[BEGIN]

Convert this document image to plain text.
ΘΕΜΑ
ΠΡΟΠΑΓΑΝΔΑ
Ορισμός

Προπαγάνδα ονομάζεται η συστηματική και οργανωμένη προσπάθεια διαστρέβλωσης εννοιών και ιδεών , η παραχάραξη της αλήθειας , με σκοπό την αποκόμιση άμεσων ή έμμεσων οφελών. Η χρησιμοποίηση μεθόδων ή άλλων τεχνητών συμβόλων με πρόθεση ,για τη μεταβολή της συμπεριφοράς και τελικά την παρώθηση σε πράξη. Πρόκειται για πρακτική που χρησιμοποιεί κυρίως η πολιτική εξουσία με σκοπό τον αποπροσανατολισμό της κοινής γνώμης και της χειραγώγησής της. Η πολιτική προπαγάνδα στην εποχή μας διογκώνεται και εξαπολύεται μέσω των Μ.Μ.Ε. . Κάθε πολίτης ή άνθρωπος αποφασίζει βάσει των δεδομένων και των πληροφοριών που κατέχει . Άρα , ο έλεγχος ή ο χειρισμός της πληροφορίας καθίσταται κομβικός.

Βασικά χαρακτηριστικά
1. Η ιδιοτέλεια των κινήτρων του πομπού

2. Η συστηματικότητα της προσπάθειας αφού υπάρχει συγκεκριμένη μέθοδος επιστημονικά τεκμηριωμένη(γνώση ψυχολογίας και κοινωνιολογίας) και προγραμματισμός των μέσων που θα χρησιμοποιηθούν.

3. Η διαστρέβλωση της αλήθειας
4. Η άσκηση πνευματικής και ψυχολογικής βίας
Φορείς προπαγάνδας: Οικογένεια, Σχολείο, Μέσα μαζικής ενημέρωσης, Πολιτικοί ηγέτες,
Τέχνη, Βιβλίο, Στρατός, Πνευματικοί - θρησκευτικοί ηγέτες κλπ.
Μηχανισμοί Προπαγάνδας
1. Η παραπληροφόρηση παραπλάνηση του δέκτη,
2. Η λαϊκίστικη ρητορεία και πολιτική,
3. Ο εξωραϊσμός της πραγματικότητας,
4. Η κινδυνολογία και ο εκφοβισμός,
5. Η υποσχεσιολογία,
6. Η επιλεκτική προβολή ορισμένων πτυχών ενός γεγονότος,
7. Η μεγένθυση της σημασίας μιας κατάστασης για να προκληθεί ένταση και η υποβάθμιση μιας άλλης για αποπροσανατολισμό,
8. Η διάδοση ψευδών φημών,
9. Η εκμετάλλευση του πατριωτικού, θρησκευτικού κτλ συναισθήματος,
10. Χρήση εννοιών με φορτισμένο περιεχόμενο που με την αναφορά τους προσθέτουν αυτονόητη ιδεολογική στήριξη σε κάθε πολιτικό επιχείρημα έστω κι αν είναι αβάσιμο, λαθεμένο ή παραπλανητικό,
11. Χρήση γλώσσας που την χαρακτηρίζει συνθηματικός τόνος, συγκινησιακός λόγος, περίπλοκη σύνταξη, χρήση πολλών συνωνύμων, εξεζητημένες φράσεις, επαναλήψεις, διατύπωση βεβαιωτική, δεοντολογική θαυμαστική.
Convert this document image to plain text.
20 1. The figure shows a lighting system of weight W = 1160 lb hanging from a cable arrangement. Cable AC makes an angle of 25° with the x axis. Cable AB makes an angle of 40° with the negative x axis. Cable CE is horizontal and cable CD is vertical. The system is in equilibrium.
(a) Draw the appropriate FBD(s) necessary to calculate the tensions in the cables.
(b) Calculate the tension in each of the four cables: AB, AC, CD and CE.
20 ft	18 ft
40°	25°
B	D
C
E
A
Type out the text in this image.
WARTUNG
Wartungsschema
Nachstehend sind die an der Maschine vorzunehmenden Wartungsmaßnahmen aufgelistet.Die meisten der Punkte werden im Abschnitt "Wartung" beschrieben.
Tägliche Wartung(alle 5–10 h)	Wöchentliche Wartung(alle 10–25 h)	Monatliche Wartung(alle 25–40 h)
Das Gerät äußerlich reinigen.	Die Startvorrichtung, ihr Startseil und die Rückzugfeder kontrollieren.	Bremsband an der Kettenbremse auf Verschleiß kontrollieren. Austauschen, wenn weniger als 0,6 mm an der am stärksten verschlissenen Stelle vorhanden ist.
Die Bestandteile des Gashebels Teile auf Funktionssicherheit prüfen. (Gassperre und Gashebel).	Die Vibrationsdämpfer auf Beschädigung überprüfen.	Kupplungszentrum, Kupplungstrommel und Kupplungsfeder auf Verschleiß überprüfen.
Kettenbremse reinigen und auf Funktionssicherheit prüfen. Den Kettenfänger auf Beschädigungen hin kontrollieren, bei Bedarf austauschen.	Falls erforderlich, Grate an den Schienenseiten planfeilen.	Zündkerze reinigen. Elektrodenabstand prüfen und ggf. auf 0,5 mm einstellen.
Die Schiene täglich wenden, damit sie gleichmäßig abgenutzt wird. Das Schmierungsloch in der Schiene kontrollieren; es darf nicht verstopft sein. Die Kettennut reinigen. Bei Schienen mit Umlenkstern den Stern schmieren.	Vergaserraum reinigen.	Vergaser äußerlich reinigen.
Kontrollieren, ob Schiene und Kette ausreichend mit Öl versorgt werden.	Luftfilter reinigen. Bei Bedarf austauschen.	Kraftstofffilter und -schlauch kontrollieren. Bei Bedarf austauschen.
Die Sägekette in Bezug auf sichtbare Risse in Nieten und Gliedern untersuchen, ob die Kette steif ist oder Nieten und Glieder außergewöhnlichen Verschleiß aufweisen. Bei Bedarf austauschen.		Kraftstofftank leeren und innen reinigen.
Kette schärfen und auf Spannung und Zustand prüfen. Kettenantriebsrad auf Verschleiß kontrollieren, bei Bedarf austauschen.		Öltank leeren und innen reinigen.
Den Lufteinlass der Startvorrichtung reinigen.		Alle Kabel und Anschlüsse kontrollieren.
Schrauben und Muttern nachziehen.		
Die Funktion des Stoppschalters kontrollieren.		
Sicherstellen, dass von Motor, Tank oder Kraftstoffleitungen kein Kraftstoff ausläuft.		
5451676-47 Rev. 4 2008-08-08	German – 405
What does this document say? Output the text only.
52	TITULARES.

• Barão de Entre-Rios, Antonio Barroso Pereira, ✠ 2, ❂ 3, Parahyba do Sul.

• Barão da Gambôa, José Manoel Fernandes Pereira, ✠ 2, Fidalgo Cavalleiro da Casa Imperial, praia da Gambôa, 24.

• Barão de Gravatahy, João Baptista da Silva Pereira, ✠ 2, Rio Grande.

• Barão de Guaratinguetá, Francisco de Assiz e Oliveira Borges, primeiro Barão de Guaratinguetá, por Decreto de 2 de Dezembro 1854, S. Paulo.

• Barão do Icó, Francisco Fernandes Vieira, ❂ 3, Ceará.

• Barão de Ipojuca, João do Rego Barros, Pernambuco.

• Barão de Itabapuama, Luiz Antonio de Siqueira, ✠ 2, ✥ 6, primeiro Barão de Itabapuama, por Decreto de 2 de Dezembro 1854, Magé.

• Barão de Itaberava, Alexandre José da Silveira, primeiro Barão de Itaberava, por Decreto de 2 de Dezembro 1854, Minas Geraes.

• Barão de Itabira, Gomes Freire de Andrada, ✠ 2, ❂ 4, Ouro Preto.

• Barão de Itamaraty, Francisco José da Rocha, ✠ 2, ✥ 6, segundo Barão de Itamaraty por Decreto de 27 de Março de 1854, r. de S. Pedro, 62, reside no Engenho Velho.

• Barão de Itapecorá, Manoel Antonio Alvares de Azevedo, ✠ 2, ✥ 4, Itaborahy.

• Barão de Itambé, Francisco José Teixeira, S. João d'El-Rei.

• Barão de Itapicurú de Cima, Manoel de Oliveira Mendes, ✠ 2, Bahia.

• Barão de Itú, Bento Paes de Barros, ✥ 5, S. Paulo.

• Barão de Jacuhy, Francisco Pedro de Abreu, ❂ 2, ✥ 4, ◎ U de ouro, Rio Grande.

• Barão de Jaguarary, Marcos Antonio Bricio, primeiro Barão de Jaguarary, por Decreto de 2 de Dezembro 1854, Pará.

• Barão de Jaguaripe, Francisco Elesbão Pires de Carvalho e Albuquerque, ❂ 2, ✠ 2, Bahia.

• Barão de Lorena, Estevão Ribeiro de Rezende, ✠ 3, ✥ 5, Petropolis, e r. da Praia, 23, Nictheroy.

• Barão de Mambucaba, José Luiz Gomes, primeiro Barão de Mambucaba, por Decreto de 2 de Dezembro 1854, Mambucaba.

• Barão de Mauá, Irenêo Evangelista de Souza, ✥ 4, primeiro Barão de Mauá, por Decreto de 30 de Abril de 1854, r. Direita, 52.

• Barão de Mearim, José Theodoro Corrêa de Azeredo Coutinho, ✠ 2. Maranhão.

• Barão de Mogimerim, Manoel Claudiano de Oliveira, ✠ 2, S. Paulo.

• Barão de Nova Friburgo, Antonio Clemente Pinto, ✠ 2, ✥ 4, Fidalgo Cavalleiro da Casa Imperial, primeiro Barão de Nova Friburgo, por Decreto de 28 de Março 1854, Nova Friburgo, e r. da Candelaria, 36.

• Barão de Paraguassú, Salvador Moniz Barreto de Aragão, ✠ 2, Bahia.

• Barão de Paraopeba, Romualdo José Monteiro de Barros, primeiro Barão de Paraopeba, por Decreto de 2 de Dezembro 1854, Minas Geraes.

[END]

Your goal: Check each line of the records above for "Oliveira", and copy those that have it.

Solution to this problem:
• Barão de Guaratinguetá, Francisco de Assiz e Oliveira Borges, primeiro Barão de Guaratinguetá, por Decreto de 2 de Dezembro 1854, S. Paulo.
• Barão de Itapicurú de Cima, Manoel de Oliveira Mendes, ✠ 2, Bahia.
• Barão de Mogimerim, Manoel Claudiano de Oliveira, ✠ 2, S. Paulo.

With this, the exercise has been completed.